Stored records
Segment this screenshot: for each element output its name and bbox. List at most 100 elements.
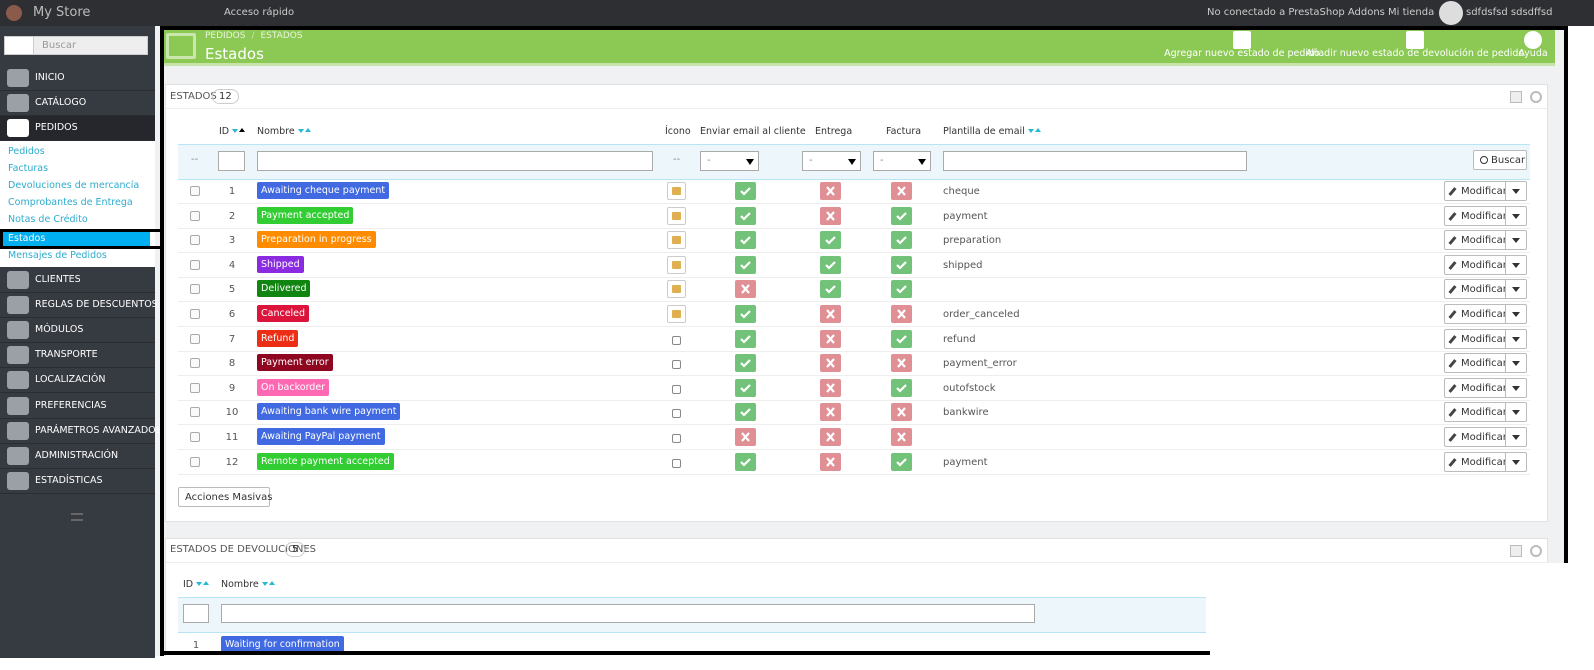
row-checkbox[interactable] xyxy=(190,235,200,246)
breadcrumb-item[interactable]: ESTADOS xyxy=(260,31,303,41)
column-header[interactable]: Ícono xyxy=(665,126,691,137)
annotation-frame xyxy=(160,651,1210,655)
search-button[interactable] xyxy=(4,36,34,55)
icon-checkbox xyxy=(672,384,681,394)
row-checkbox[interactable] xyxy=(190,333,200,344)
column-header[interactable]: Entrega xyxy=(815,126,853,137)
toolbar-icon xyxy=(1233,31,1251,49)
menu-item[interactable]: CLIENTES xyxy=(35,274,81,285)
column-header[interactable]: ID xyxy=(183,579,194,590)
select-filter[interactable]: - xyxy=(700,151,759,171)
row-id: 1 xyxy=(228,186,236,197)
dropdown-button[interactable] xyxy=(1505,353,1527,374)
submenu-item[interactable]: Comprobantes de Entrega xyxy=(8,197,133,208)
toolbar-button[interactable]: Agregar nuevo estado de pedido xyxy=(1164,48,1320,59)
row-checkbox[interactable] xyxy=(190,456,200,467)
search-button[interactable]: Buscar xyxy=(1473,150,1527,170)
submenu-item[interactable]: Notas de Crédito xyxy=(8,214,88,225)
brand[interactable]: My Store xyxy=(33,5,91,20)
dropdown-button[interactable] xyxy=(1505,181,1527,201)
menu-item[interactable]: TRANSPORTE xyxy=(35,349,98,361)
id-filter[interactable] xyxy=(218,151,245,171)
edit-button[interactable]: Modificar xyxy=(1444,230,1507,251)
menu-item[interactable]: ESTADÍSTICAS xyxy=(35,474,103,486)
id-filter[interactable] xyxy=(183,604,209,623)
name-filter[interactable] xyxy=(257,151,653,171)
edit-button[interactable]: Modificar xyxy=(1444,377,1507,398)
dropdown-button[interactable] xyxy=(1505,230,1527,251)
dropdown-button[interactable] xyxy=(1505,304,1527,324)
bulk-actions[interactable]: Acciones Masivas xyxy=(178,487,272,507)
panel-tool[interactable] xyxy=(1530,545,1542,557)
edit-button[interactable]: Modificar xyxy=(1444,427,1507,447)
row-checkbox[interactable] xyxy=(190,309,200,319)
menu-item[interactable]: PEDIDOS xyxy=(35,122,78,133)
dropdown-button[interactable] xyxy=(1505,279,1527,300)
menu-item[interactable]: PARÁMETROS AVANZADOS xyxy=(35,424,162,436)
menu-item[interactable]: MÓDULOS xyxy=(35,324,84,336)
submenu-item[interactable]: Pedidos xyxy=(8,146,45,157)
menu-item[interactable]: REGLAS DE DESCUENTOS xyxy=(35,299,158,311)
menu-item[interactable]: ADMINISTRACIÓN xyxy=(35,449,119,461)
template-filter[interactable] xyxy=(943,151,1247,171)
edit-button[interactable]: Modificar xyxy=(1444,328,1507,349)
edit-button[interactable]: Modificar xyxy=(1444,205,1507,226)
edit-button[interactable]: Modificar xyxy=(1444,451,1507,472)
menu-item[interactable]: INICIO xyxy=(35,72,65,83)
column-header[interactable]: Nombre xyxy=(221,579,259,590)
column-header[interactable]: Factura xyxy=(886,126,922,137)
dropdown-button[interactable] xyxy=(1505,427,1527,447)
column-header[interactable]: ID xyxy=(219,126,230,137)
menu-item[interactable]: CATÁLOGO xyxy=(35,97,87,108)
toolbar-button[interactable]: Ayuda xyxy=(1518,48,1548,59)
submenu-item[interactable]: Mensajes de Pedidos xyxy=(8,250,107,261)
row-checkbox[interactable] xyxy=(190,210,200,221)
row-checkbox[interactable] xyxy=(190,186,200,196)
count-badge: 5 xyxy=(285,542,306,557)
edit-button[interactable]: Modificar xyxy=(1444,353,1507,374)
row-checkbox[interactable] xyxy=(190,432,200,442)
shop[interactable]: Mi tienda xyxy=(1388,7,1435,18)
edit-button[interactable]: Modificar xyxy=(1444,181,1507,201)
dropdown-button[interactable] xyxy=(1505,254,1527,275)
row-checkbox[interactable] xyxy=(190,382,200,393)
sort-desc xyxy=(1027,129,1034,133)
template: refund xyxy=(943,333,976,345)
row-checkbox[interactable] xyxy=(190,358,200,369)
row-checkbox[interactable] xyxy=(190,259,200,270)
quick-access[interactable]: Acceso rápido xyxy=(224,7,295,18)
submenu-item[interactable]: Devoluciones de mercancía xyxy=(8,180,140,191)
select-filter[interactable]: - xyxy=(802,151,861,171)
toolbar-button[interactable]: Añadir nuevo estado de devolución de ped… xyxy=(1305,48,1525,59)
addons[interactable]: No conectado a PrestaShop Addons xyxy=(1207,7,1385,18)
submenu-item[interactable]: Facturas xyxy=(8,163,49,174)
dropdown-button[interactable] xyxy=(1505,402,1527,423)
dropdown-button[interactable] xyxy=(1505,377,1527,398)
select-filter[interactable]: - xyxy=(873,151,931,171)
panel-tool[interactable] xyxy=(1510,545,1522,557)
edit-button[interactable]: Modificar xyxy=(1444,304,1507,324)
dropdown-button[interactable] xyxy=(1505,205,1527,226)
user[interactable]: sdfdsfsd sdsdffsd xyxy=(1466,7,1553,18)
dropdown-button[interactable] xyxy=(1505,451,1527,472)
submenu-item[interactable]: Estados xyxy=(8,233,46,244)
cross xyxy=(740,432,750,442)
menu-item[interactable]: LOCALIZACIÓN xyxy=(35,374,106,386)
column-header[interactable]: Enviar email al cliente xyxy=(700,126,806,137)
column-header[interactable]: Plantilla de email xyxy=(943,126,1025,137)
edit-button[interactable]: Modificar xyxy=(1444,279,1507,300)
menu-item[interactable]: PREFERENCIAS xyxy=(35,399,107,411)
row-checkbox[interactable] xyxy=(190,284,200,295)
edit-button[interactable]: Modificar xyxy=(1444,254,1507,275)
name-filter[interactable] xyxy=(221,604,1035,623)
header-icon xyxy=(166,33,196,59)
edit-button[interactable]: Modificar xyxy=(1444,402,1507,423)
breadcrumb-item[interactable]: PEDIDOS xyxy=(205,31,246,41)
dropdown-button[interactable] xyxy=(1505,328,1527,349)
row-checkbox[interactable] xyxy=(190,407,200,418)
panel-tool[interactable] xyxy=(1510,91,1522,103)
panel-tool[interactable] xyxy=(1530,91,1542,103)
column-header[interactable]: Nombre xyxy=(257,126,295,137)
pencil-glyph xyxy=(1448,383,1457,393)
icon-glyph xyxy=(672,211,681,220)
...
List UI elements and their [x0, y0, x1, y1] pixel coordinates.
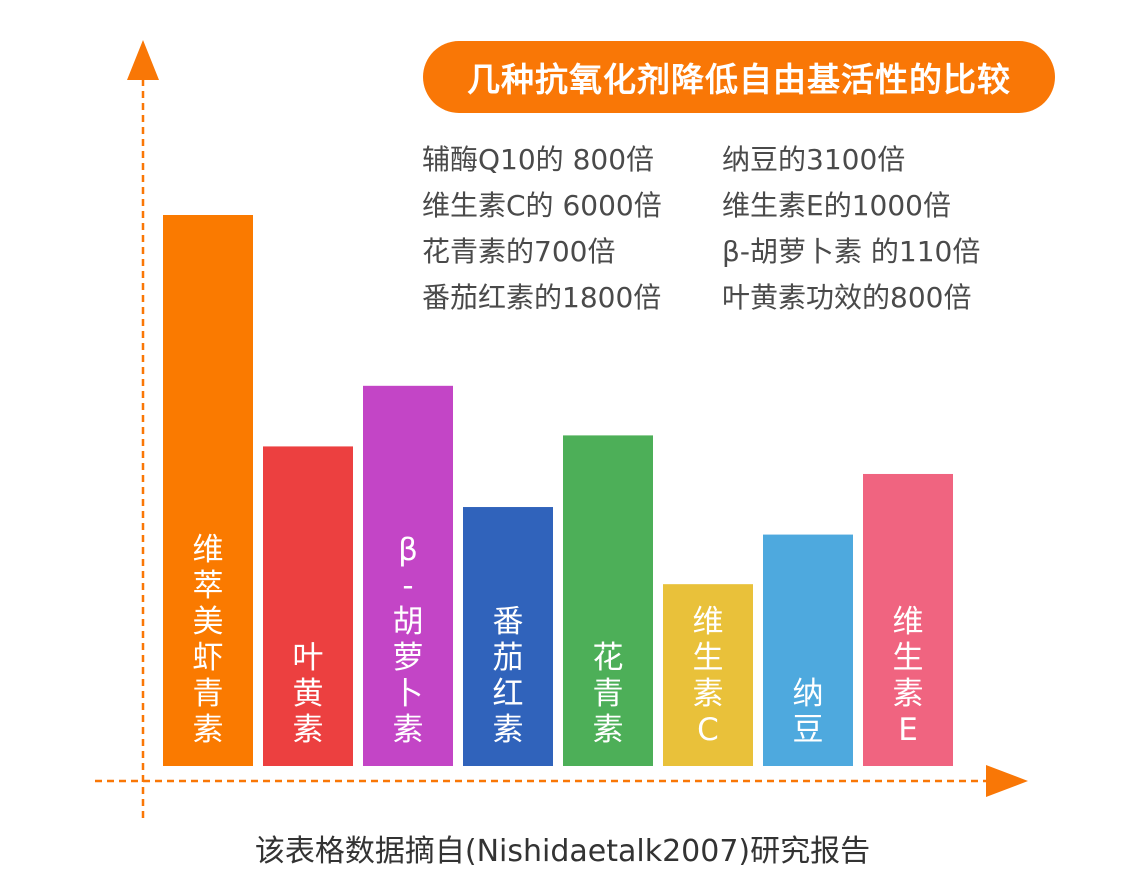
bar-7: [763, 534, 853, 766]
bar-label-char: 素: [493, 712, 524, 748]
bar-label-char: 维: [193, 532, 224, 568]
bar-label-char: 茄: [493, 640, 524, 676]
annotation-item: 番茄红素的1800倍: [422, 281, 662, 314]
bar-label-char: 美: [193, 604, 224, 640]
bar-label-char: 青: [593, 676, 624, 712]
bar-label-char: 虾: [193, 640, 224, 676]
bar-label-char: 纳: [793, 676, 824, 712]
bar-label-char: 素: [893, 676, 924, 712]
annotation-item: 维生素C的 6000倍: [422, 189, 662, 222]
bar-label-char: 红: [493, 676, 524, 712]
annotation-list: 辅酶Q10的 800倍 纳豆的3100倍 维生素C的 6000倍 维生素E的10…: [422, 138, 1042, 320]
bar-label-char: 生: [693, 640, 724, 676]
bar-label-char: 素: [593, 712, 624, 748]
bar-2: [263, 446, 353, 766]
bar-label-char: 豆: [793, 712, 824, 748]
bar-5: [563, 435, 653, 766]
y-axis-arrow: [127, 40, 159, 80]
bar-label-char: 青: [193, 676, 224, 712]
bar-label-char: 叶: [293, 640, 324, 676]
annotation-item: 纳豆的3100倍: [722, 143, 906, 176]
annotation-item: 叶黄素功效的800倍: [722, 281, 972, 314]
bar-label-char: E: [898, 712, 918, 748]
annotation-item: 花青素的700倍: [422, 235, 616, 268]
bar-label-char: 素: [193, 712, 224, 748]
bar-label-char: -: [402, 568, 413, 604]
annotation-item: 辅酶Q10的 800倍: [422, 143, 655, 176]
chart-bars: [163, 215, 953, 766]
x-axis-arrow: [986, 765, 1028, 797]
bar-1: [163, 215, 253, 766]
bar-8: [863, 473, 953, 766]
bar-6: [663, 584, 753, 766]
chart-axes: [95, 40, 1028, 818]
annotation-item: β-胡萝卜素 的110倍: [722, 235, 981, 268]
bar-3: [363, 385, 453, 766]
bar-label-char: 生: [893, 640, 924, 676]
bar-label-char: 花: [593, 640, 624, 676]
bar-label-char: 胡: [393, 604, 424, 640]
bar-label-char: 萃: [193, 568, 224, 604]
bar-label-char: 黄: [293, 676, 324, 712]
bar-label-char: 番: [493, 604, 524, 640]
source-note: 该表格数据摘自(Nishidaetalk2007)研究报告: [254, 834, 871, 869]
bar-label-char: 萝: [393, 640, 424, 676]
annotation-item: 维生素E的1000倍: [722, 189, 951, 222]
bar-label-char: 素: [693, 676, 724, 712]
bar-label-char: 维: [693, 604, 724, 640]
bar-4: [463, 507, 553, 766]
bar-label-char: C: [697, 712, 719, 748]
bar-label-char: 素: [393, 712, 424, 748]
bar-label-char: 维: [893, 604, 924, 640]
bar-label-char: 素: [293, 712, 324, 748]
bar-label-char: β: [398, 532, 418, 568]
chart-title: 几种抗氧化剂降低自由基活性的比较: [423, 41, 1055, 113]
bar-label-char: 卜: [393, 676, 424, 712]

• TASK GOAL:
Please repeat the rows starting with the line that contains "bar-7: [763, 534, 853, 766]" and going on through the line that contains "bar-label-char: 生: [693, 640, 724, 676]", both included, with nothing changed.

• EXERCISE ANSWER:
bar-7: [763, 534, 853, 766]
bar-label-char: 素: [493, 712, 524, 748]
bar-label-char: 维: [193, 532, 224, 568]
bar-label-char: 茄: [493, 640, 524, 676]
annotation-item: 番茄红素的1800倍: [422, 281, 662, 314]
bar-label-char: 美: [193, 604, 224, 640]
bar-label-char: 青: [593, 676, 624, 712]
bar-label-char: 虾: [193, 640, 224, 676]
bar-label-char: 纳: [793, 676, 824, 712]
bar-label-char: 素: [893, 676, 924, 712]
annotation-item: 维生素C的 6000倍: [422, 189, 662, 222]
bar-label-char: 红: [493, 676, 524, 712]
annotation-list: 辅酶Q10的 800倍 纳豆的3100倍 维生素C的 6000倍 维生素E的10…: [422, 138, 1042, 320]
bar-label-char: 生: [693, 640, 724, 676]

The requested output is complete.